• [What the task requires] Scan each line of the records for the word "结果显示" and extract the ones that have it.

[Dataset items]
|---|

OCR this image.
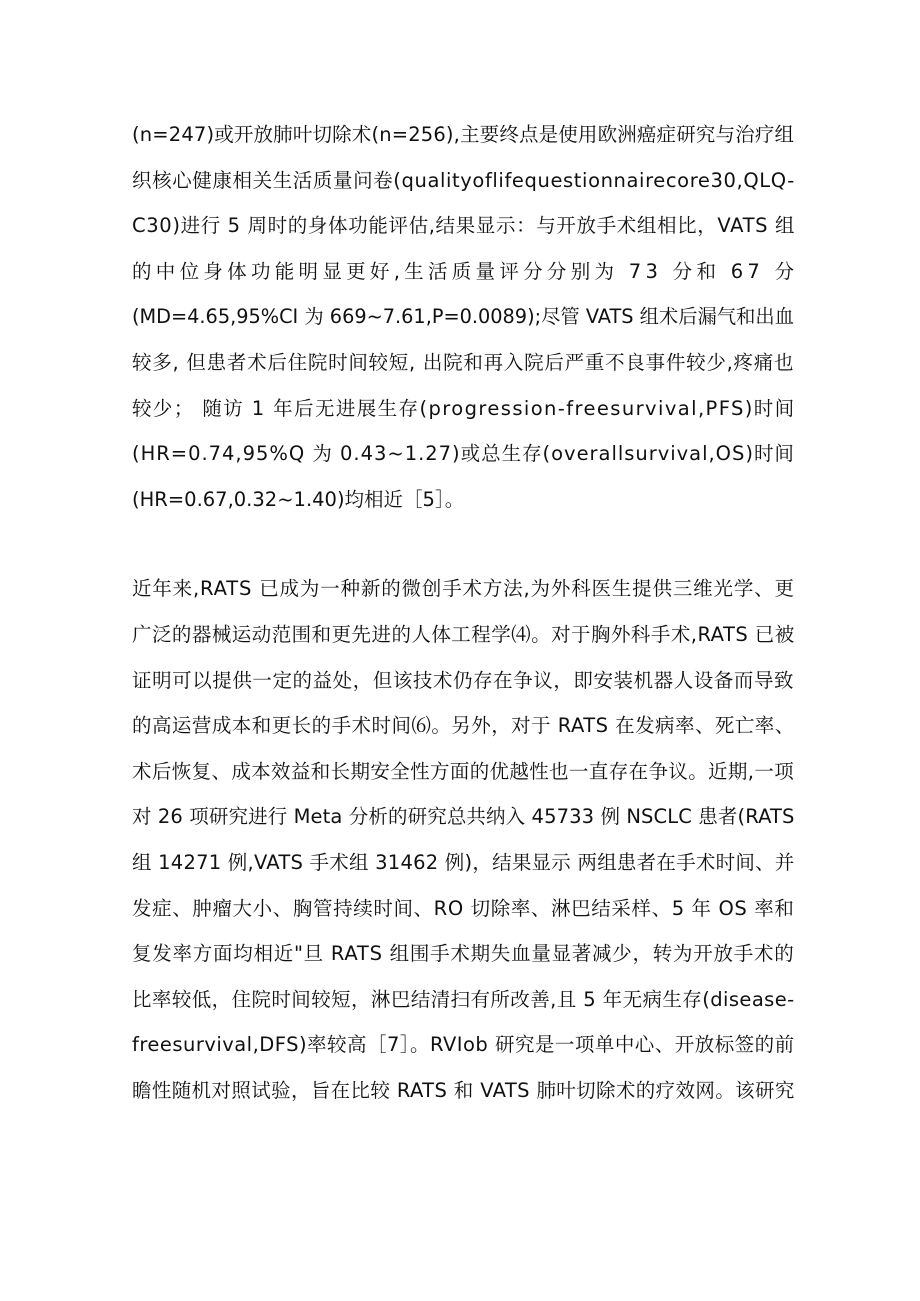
(n=247)或开放肺叶切除术(n=256),主要终点是使用欧洲癌症研究与治疗组
织核心健康相关生活质量问卷(qualityoflifequestionnairecore30,QLQ-
C30)进行 5 周时的身体功能评估,结果显示：与开放手术组相比，VATS 组
的中位身体功能明显更好,生活质量评分分别为 73 分和 67 分
(MD=4.65,95%CI 为 669~7.61,P=0.0089);尽管 VATS 组术后漏气和出血
较多, 但患者术后住院时间较短, 出院和再入院后严重不良事件较少,疼痛也
较少； 随访 1 年后无进展生存(progression-freesurvival,PFS)时间
(HR=0.74,95%Q 为 0.43~1.27)或总生存(overallsurvival,OS)时间
(HR=0.67,0.32~1.40)均相近［5］。

近年来,RATS 已成为一种新的微创手术方法,为外科医生提供三维光学、更
广泛的器械运动范围和更先进的人体工程学⑷。对于胸外科手术,RATS 已被
证明可以提供一定的益处，但该技术仍存在争议，即安装机器人设备而导致
的高运营成本和更长的手术时间⑹。另外，对于 RATS 在发病率、死亡率、
术后恢复、成本效益和长期安全性方面的优越性也一直存在争议。近期,一项
对 26 项研究进行 Meta 分析的研究总共纳入 45733 例 NSCLC 患者(RATS
组 14271 例,VATS 手术组 31462 例)，结果显示 两组患者在手术时间、并
发症、肿瘤大小、胸管持续时间、RO 切除率、淋巴结采样、5 年 OS 率和
复发率方面均相近"旦 RATS 组围手术期失血量显著减少，转为开放手术的
比率较低，住院时间较短，淋巴结清扫有所改善,且 5 年无病生存(disease-
freesurvival,DFS)率较高［7］。RVIob 研究是一项单中心、开放标签的前
瞻性随机对照试验，旨在比较 RATS 和 VATS 肺叶切除术的疗效网。该研究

|---|

• [Completed task]
C30)进行 5 周时的身体功能评估,结果显示：与开放手术组相比，VATS 组
组 14271 例,VATS 手术组 31462 例)，结果显示 两组患者在手术时间、并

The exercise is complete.